▸ **WRITTEN PROBLEM**: Transcribe all the entries word for word, skipping the pictures.

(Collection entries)
----
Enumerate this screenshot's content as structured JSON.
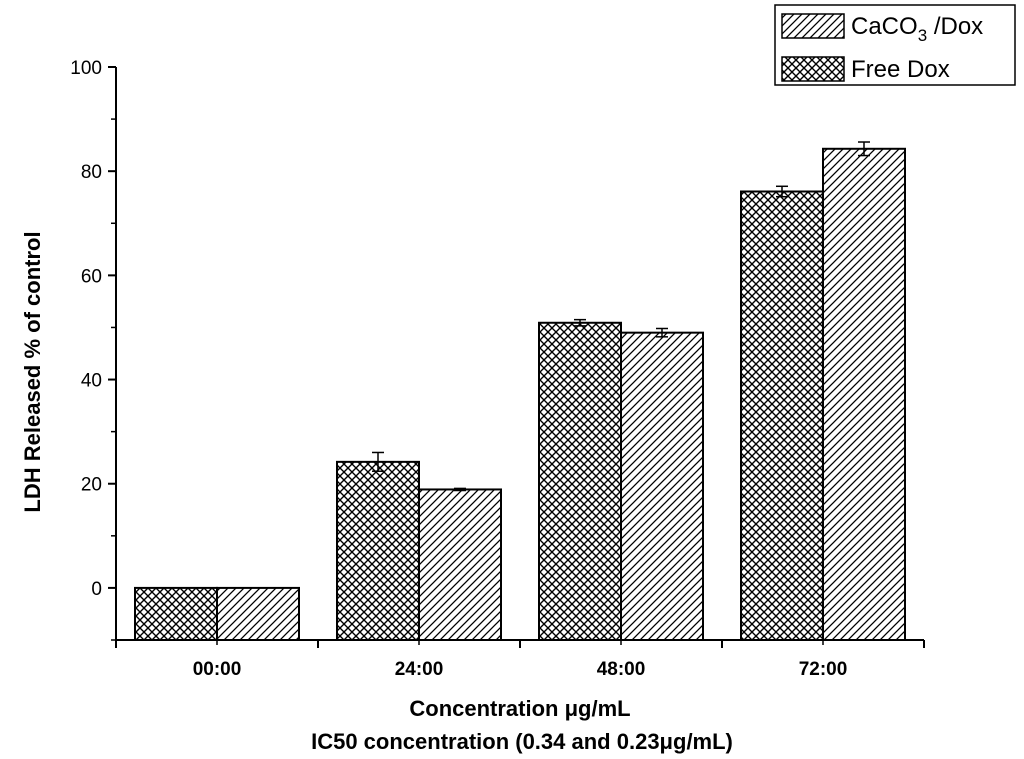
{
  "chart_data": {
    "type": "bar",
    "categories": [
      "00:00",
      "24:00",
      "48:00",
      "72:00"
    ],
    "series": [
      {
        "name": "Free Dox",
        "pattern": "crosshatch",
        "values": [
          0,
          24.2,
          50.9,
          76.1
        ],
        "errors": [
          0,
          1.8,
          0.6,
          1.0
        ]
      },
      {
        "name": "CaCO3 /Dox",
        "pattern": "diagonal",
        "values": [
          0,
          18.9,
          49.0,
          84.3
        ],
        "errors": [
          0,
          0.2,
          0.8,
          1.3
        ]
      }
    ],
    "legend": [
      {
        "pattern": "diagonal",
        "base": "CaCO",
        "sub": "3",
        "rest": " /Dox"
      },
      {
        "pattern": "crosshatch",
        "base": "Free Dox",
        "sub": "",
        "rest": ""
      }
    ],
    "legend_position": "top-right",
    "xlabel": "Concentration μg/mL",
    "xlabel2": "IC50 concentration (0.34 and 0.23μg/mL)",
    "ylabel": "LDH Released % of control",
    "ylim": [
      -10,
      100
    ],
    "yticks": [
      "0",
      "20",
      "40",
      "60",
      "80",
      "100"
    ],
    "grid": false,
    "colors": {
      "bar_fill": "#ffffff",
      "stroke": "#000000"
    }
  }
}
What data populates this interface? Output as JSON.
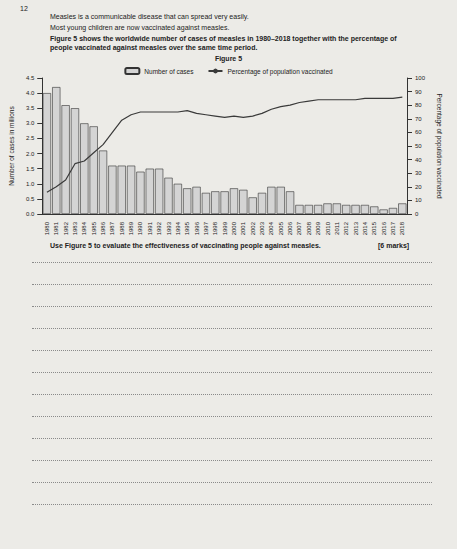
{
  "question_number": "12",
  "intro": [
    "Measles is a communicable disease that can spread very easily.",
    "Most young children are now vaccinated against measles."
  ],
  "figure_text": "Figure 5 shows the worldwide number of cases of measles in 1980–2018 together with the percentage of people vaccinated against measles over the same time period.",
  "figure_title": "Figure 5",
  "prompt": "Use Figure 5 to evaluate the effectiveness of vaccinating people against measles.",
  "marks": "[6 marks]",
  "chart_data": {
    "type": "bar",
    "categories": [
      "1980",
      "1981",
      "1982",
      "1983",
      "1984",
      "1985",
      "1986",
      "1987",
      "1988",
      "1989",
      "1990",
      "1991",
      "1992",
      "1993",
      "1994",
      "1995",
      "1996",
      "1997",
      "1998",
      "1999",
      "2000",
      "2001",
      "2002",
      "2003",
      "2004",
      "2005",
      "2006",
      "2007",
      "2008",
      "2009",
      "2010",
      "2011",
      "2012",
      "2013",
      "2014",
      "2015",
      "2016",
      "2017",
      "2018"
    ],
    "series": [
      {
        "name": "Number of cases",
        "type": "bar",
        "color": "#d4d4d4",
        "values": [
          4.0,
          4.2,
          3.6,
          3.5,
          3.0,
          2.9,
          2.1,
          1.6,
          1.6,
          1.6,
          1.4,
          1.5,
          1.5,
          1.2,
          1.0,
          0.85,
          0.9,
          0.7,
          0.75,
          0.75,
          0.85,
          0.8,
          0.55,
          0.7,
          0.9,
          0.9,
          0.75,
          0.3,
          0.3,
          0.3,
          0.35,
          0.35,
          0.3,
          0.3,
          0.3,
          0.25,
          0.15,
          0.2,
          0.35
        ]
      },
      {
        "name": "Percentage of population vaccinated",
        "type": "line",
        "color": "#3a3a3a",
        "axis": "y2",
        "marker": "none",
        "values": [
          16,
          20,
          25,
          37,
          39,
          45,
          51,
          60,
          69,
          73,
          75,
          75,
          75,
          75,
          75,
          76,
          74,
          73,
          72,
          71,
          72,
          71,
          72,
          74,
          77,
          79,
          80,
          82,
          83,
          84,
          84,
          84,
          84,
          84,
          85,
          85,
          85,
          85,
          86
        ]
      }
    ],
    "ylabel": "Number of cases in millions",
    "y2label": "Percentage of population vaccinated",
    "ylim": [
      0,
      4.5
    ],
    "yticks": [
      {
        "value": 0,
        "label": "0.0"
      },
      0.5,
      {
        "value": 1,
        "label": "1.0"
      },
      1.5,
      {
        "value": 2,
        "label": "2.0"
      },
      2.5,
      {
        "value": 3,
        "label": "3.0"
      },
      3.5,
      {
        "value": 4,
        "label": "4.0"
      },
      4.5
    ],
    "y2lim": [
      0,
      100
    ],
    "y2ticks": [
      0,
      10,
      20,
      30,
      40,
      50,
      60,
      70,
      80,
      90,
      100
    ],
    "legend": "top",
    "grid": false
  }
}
----
▸ **EXPECTED ANSWER**:
Enumerate this screenshot's content as structured JSON.
{
  "chart_data": {
    "type": "bar",
    "categories": [
      "00:00",
      "24:00",
      "48:00",
      "72:00"
    ],
    "series": [
      {
        "name": "Free Dox",
        "pattern": "crosshatch",
        "values": [
          0,
          24.2,
          50.9,
          76.1
        ],
        "errors": [
          0,
          1.8,
          0.6,
          1.0
        ]
      },
      {
        "name": "CaCO3 /Dox",
        "pattern": "diagonal",
        "values": [
          0,
          18.9,
          49.0,
          84.3
        ],
        "errors": [
          0,
          0.2,
          0.8,
          1.3
        ]
      }
    ],
    "legend": [
      {
        "pattern": "diagonal",
        "base": "CaCO",
        "sub": "3",
        "rest": " /Dox"
      },
      {
        "pattern": "crosshatch",
        "base": "Free Dox",
        "sub": "",
        "rest": ""
      }
    ],
    "legend_position": "top-right",
    "xlabel": "Concentration μg/mL",
    "xlabel2": "IC50 concentration (0.34 and 0.23μg/mL)",
    "ylabel": "LDH Released % of control",
    "ylim": [
      -10,
      100
    ],
    "yticks": [
      "0",
      "20",
      "40",
      "60",
      "80",
      "100"
    ],
    "grid": false,
    "colors": {
      "bar_fill": "#ffffff",
      "stroke": "#000000"
    }
  }
}
What data populates this interface? Output as JSON.
{
  "question_number": "12",
  "intro": [
    "Measles is a communicable disease that can spread very easily.",
    "Most young children are now vaccinated against measles."
  ],
  "figure_text": "Figure 5 shows the worldwide number of cases of measles in 1980–2018 together with the percentage of people vaccinated against measles over the same time period.",
  "figure_title": "Figure 5",
  "prompt": "Use Figure 5 to evaluate the effectiveness of vaccinating people against measles.",
  "marks": "[6 marks]",
  "chart_data": {
    "type": "bar",
    "categories": [
      "1980",
      "1981",
      "1982",
      "1983",
      "1984",
      "1985",
      "1986",
      "1987",
      "1988",
      "1989",
      "1990",
      "1991",
      "1992",
      "1993",
      "1994",
      "1995",
      "1996",
      "1997",
      "1998",
      "1999",
      "2000",
      "2001",
      "2002",
      "2003",
      "2004",
      "2005",
      "2006",
      "2007",
      "2008",
      "2009",
      "2010",
      "2011",
      "2012",
      "2013",
      "2014",
      "2015",
      "2016",
      "2017",
      "2018"
    ],
    "series": [
      {
        "name": "Number of cases",
        "type": "bar",
        "color": "#d4d4d4",
        "values": [
          4.0,
          4.2,
          3.6,
          3.5,
          3.0,
          2.9,
          2.1,
          1.6,
          1.6,
          1.6,
          1.4,
          1.5,
          1.5,
          1.2,
          1.0,
          0.85,
          0.9,
          0.7,
          0.75,
          0.75,
          0.85,
          0.8,
          0.55,
          0.7,
          0.9,
          0.9,
          0.75,
          0.3,
          0.3,
          0.3,
          0.35,
          0.35,
          0.3,
          0.3,
          0.3,
          0.25,
          0.15,
          0.2,
          0.35
        ]
      },
      {
        "name": "Percentage of population vaccinated",
        "type": "line",
        "color": "#3a3a3a",
        "axis": "y2",
        "marker": "none",
        "values": [
          16,
          20,
          25,
          37,
          39,
          45,
          51,
          60,
          69,
          73,
          75,
          75,
          75,
          75,
          75,
          76,
          74,
          73,
          72,
          71,
          72,
          71,
          72,
          74,
          77,
          79,
          80,
          82,
          83,
          84,
          84,
          84,
          84,
          84,
          85,
          85,
          85,
          85,
          86
        ]
      }
    ],
    "ylabel": "Number of cases in millions",
    "y2label": "Percentage of population vaccinated",
    "ylim": [
      0,
      4.5
    ],
    "yticks": [
      {
        "value": 0,
        "label": "0.0"
      },
      0.5,
      {
        "value": 1,
        "label": "1.0"
      },
      1.5,
      {
        "value": 2,
        "label": "2.0"
      },
      2.5,
      {
        "value": 3,
        "label": "3.0"
      },
      3.5,
      {
        "value": 4,
        "label": "4.0"
      },
      4.5
    ],
    "y2lim": [
      0,
      100
    ],
    "y2ticks": [
      0,
      10,
      20,
      30,
      40,
      50,
      60,
      70,
      80,
      90,
      100
    ],
    "legend": "top",
    "grid": false
  }
}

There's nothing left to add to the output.